• _What you have to do_: Below are some records; give them all again exactly, but not the pictures.

• _Exercise inputs_:
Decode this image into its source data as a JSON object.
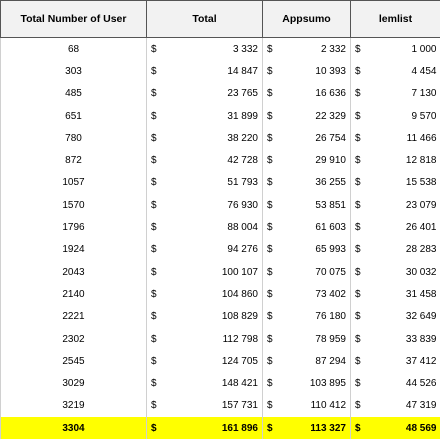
{
  "table": {
    "currency": "$",
    "header": [
      "Total Number of User",
      "Total",
      "Appsumo",
      "lemlist"
    ],
    "rows": [
      [
        "68",
        "3 332",
        "2 332",
        "1 000"
      ],
      [
        "303",
        "14 847",
        "10 393",
        "4 454"
      ],
      [
        "485",
        "23 765",
        "16 636",
        "7 130"
      ],
      [
        "651",
        "31 899",
        "22 329",
        "9 570"
      ],
      [
        "780",
        "38 220",
        "26 754",
        "11 466"
      ],
      [
        "872",
        "42 728",
        "29 910",
        "12 818"
      ],
      [
        "1057",
        "51 793",
        "36 255",
        "15 538"
      ],
      [
        "1570",
        "76 930",
        "53 851",
        "23 079"
      ],
      [
        "1796",
        "88 004",
        "61 603",
        "26 401"
      ],
      [
        "1924",
        "94 276",
        "65 993",
        "28 283"
      ],
      [
        "2043",
        "100 107",
        "70 075",
        "30 032"
      ],
      [
        "2140",
        "104 860",
        "73 402",
        "31 458"
      ],
      [
        "2221",
        "108 829",
        "76 180",
        "32 649"
      ],
      [
        "2302",
        "112 798",
        "78 959",
        "33 839"
      ],
      [
        "2545",
        "124 705",
        "87 294",
        "37 412"
      ],
      [
        "3029",
        "148 421",
        "103 895",
        "44 526"
      ],
      [
        "3219",
        "157 731",
        "110 412",
        "47 319"
      ]
    ],
    "total": [
      "3304",
      "161 896",
      "113 327",
      "48 569"
    ]
  }
}
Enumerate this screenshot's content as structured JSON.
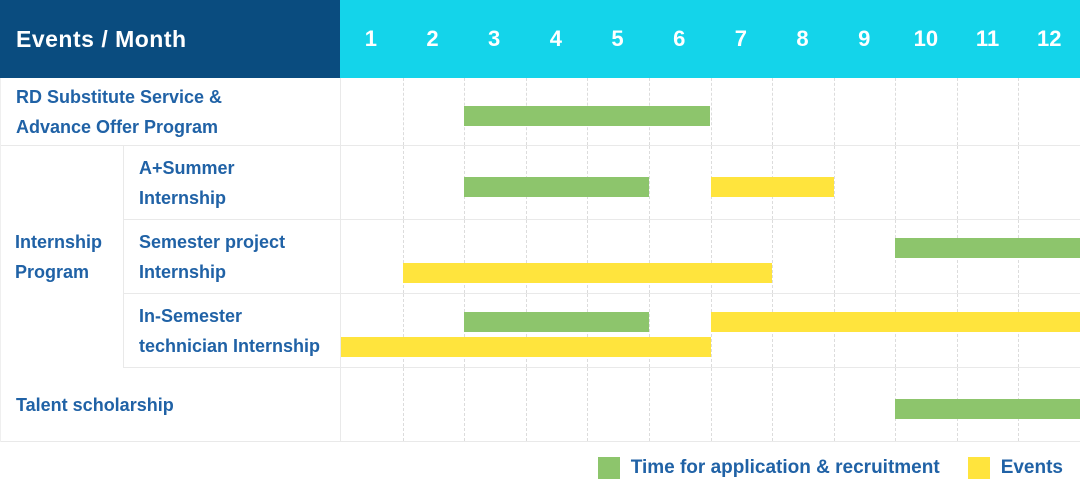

• _Answer for the task_:
Decode this image into its source data as a JSON object.
{
  "table": {
    "currency": "$",
    "header": [
      "Total Number of User",
      "Total",
      "Appsumo",
      "lemlist"
    ],
    "rows": [
      [
        "68",
        "3 332",
        "2 332",
        "1 000"
      ],
      [
        "303",
        "14 847",
        "10 393",
        "4 454"
      ],
      [
        "485",
        "23 765",
        "16 636",
        "7 130"
      ],
      [
        "651",
        "31 899",
        "22 329",
        "9 570"
      ],
      [
        "780",
        "38 220",
        "26 754",
        "11 466"
      ],
      [
        "872",
        "42 728",
        "29 910",
        "12 818"
      ],
      [
        "1057",
        "51 793",
        "36 255",
        "15 538"
      ],
      [
        "1570",
        "76 930",
        "53 851",
        "23 079"
      ],
      [
        "1796",
        "88 004",
        "61 603",
        "26 401"
      ],
      [
        "1924",
        "94 276",
        "65 993",
        "28 283"
      ],
      [
        "2043",
        "100 107",
        "70 075",
        "30 032"
      ],
      [
        "2140",
        "104 860",
        "73 402",
        "31 458"
      ],
      [
        "2221",
        "108 829",
        "76 180",
        "32 649"
      ],
      [
        "2302",
        "112 798",
        "78 959",
        "33 839"
      ],
      [
        "2545",
        "124 705",
        "87 294",
        "37 412"
      ],
      [
        "3029",
        "148 421",
        "103 895",
        "44 526"
      ],
      [
        "3219",
        "157 731",
        "110 412",
        "47 319"
      ]
    ],
    "total": [
      "3304",
      "161 896",
      "113 327",
      "48 569"
    ]
  }
}
Enumerate this screenshot's content as structured JSON.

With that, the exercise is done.